***** SOURCE MATERIAL *****

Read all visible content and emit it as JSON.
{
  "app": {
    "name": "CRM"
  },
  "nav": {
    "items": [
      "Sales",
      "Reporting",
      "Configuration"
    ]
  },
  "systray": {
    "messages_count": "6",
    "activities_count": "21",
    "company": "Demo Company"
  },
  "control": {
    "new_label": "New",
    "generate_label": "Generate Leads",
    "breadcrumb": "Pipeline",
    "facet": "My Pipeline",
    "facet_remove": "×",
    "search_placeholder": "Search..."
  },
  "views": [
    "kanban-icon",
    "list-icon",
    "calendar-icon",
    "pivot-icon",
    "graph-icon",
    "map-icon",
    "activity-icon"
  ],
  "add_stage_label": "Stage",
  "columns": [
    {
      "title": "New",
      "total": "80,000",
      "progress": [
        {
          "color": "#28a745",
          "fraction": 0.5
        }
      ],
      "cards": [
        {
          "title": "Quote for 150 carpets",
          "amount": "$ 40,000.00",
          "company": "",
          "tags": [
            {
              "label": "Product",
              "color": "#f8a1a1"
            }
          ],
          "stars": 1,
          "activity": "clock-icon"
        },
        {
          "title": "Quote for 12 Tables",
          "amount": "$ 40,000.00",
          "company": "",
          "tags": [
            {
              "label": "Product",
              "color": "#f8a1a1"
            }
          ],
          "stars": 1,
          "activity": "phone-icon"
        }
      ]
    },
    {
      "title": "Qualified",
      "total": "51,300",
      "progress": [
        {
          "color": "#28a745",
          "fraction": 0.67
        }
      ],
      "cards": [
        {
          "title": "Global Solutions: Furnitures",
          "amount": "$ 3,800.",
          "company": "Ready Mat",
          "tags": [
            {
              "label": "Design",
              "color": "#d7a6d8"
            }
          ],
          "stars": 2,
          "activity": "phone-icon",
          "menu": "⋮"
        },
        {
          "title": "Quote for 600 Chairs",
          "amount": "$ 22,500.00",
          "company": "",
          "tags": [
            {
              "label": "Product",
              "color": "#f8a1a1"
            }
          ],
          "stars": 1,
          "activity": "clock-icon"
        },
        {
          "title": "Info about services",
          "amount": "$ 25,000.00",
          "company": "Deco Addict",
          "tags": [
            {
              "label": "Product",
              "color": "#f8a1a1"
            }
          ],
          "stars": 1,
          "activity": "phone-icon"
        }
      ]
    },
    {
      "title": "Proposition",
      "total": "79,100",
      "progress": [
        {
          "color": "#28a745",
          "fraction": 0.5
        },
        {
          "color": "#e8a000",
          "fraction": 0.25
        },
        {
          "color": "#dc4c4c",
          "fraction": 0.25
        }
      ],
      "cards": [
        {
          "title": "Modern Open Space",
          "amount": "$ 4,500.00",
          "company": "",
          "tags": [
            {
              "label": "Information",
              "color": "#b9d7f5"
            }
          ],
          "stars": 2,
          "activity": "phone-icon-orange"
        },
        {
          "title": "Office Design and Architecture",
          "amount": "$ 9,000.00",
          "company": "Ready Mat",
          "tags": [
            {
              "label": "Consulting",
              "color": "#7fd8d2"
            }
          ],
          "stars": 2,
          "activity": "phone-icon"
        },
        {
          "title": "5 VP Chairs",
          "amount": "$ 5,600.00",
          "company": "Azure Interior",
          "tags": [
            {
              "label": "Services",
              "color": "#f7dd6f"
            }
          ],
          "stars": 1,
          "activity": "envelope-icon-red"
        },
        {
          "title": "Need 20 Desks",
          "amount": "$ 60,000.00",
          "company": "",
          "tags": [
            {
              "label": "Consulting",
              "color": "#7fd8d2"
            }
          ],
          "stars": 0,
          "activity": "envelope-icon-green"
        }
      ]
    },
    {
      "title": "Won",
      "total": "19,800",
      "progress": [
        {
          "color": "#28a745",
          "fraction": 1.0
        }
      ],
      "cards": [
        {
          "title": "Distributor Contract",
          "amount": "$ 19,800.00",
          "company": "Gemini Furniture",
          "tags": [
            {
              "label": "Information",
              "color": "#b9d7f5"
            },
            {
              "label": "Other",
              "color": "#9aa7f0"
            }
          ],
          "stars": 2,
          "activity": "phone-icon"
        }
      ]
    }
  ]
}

*****

▶ [TO DO] Look through the entries and return every line where "Chairs" appears.

▶ [WRITTEN ANSWER]
          "title": "Quote for 600 Chairs",
          "title": "5 VP Chairs",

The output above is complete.